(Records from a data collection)

────────────────────────────────────────

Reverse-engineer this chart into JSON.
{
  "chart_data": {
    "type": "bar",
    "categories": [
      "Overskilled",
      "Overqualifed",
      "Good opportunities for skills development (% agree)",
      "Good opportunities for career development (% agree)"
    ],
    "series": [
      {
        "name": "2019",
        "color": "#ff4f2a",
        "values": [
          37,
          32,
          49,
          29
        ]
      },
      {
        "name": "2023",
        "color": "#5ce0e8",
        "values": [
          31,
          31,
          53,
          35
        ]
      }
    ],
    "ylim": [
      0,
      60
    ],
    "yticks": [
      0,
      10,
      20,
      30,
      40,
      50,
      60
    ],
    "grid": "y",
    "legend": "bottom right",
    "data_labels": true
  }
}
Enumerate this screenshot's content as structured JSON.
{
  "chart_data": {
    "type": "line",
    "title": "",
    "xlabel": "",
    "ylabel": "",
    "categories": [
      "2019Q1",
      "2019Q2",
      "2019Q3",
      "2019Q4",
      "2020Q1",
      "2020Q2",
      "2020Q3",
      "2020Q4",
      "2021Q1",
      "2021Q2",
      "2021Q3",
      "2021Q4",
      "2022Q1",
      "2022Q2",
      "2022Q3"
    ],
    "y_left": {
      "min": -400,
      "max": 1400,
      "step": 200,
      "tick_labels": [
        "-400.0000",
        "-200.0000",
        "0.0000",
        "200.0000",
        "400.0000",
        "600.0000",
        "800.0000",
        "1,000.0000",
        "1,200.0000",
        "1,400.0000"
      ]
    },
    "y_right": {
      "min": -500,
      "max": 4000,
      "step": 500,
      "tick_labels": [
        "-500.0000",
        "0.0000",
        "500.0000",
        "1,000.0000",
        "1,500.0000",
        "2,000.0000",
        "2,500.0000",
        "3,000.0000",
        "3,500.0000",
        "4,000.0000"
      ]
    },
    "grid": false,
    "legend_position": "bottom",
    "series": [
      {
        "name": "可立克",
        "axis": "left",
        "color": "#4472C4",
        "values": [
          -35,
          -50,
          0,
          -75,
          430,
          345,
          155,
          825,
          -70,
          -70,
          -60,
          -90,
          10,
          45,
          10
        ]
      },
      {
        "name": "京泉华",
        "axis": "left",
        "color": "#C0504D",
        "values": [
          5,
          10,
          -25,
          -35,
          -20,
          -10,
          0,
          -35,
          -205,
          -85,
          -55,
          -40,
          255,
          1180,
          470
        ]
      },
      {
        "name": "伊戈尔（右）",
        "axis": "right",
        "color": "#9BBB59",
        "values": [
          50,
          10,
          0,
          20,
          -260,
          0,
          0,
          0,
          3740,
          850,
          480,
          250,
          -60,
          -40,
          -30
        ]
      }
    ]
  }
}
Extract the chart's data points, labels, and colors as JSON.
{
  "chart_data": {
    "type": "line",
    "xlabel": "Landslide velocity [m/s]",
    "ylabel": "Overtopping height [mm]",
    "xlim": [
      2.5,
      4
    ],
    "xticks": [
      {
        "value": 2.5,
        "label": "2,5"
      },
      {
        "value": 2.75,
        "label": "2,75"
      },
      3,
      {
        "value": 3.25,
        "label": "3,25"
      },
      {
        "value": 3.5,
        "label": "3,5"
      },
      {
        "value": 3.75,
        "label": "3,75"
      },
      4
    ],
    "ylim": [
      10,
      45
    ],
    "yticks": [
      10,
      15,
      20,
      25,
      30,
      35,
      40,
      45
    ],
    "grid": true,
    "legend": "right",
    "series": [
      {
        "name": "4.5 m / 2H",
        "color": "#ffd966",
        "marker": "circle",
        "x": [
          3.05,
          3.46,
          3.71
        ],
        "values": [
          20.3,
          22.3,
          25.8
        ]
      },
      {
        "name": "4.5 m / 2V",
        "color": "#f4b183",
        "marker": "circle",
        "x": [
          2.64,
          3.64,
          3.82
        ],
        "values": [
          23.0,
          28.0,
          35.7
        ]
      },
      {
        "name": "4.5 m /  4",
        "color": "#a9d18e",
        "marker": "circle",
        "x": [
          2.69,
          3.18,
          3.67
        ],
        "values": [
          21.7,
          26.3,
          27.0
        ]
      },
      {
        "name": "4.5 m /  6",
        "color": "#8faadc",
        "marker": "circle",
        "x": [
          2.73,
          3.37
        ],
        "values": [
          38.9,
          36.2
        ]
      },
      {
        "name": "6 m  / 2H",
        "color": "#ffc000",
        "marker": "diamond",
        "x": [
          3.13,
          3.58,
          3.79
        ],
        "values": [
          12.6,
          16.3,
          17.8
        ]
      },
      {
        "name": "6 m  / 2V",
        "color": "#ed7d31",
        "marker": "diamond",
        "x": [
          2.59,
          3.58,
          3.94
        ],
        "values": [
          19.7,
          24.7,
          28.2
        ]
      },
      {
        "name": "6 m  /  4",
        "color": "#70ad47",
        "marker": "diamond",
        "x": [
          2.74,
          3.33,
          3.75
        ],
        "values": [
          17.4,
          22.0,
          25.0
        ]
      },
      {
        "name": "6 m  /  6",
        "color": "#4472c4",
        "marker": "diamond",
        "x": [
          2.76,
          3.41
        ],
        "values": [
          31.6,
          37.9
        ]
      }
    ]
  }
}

────────────────────────────────────────

WRITTEN INSTRUCTION
Recopy the whole listing exactly.

TASK SOLUTION
Reverse-engineer this chart into JSON.
{
  "chart_data": {
    "type": "bar",
    "categories": [
      "Overskilled",
      "Overqualifed",
      "Good opportunities for skills development (% agree)",
      "Good opportunities for career development (% agree)"
    ],
    "series": [
      {
        "name": "2019",
        "color": "#ff4f2a",
        "values": [
          37,
          32,
          49,
          29
        ]
      },
      {
        "name": "2023",
        "color": "#5ce0e8",
        "values": [
          31,
          31,
          53,
          35
        ]
      }
    ],
    "ylim": [
      0,
      60
    ],
    "yticks": [
      0,
      10,
      20,
      30,
      40,
      50,
      60
    ],
    "grid": "y",
    "legend": "bottom right",
    "data_labels": true
  }
}
Enumerate this screenshot's content as structured JSON.
{
  "chart_data": {
    "type": "line",
    "title": "",
    "xlabel": "",
    "ylabel": "",
    "categories": [
      "2019Q1",
      "2019Q2",
      "2019Q3",
      "2019Q4",
      "2020Q1",
      "2020Q2",
      "2020Q3",
      "2020Q4",
      "2021Q1",
      "2021Q2",
      "2021Q3",
      "2021Q4",
      "2022Q1",
      "2022Q2",
      "2022Q3"
    ],
    "y_left": {
      "min": -400,
      "max": 1400,
      "step": 200,
      "tick_labels": [
        "-400.0000",
        "-200.0000",
        "0.0000",
        "200.0000",
        "400.0000",
        "600.0000",
        "800.0000",
        "1,000.0000",
        "1,200.0000",
        "1,400.0000"
      ]
    },
    "y_right": {
      "min": -500,
      "max": 4000,
      "step": 500,
      "tick_labels": [
        "-500.0000",
        "0.0000",
        "500.0000",
        "1,000.0000",
        "1,500.0000",
        "2,000.0000",
        "2,500.0000",
        "3,000.0000",
        "3,500.0000",
        "4,000.0000"
      ]
    },
    "grid": false,
    "legend_position": "bottom",
    "series": [
      {
        "name": "可立克",
        "axis": "left",
        "color": "#4472C4",
        "values": [
          -35,
          -50,
          0,
          -75,
          430,
          345,
          155,
          825,
          -70,
          -70,
          -60,
          -90,
          10,
          45,
          10
        ]
      },
      {
        "name": "京泉华",
        "axis": "left",
        "color": "#C0504D",
        "values": [
          5,
          10,
          -25,
          -35,
          -20,
          -10,
          0,
          -35,
          -205,
          -85,
          -55,
          -40,
          255,
          1180,
          470
        ]
      },
      {
        "name": "伊戈尔（右）",
        "axis": "right",
        "color": "#9BBB59",
        "values": [
          50,
          10,
          0,
          20,
          -260,
          0,
          0,
          0,
          3740,
          850,
          480,
          250,
          -60,
          -40,
          -30
        ]
      }
    ]
  }
}
Extract the chart's data points, labels, and colors as JSON.
{
  "chart_data": {
    "type": "line",
    "xlabel": "Landslide velocity [m/s]",
    "ylabel": "Overtopping height [mm]",
    "xlim": [
      2.5,
      4
    ],
    "xticks": [
      {
        "value": 2.5,
        "label": "2,5"
      },
      {
        "value": 2.75,
        "label": "2,75"
      },
      3,
      {
        "value": 3.25,
        "label": "3,25"
      },
      {
        "value": 3.5,
        "label": "3,5"
      },
      {
        "value": 3.75,
        "label": "3,75"
      },
      4
    ],
    "ylim": [
      10,
      45
    ],
    "yticks": [
      10,
      15,
      20,
      25,
      30,
      35,
      40,
      45
    ],
    "grid": true,
    "legend": "right",
    "series": [
      {
        "name": "4.5 m / 2H",
        "color": "#ffd966",
        "marker": "circle",
        "x": [
          3.05,
          3.46,
          3.71
        ],
        "values": [
          20.3,
          22.3,
          25.8
        ]
      },
      {
        "name": "4.5 m / 2V",
        "color": "#f4b183",
        "marker": "circle",
        "x": [
          2.64,
          3.64,
          3.82
        ],
        "values": [
          23.0,
          28.0,
          35.7
        ]
      },
      {
        "name": "4.5 m /  4",
        "color": "#a9d18e",
        "marker": "circle",
        "x": [
          2.69,
          3.18,
          3.67
        ],
        "values": [
          21.7,
          26.3,
          27.0
        ]
      },
      {
        "name": "4.5 m /  6",
        "color": "#8faadc",
        "marker": "circle",
        "x": [
          2.73,
          3.37
        ],
        "values": [
          38.9,
          36.2
        ]
      },
      {
        "name": "6 m  / 2H",
        "color": "#ffc000",
        "marker": "diamond",
        "x": [
          3.13,
          3.58,
          3.79
        ],
        "values": [
          12.6,
          16.3,
          17.8
        ]
      },
      {
        "name": "6 m  / 2V",
        "color": "#ed7d31",
        "marker": "diamond",
        "x": [
          2.59,
          3.58,
          3.94
        ],
        "values": [
          19.7,
          24.7,
          28.2
        ]
      },
      {
        "name": "6 m  /  4",
        "color": "#70ad47",
        "marker": "diamond",
        "x": [
          2.74,
          3.33,
          3.75
        ],
        "values": [
          17.4,
          22.0,
          25.0
        ]
      },
      {
        "name": "6 m  /  6",
        "color": "#4472c4",
        "marker": "diamond",
        "x": [
          2.76,
          3.41
        ],
        "values": [
          31.6,
          37.9
        ]
      }
    ]
  }
}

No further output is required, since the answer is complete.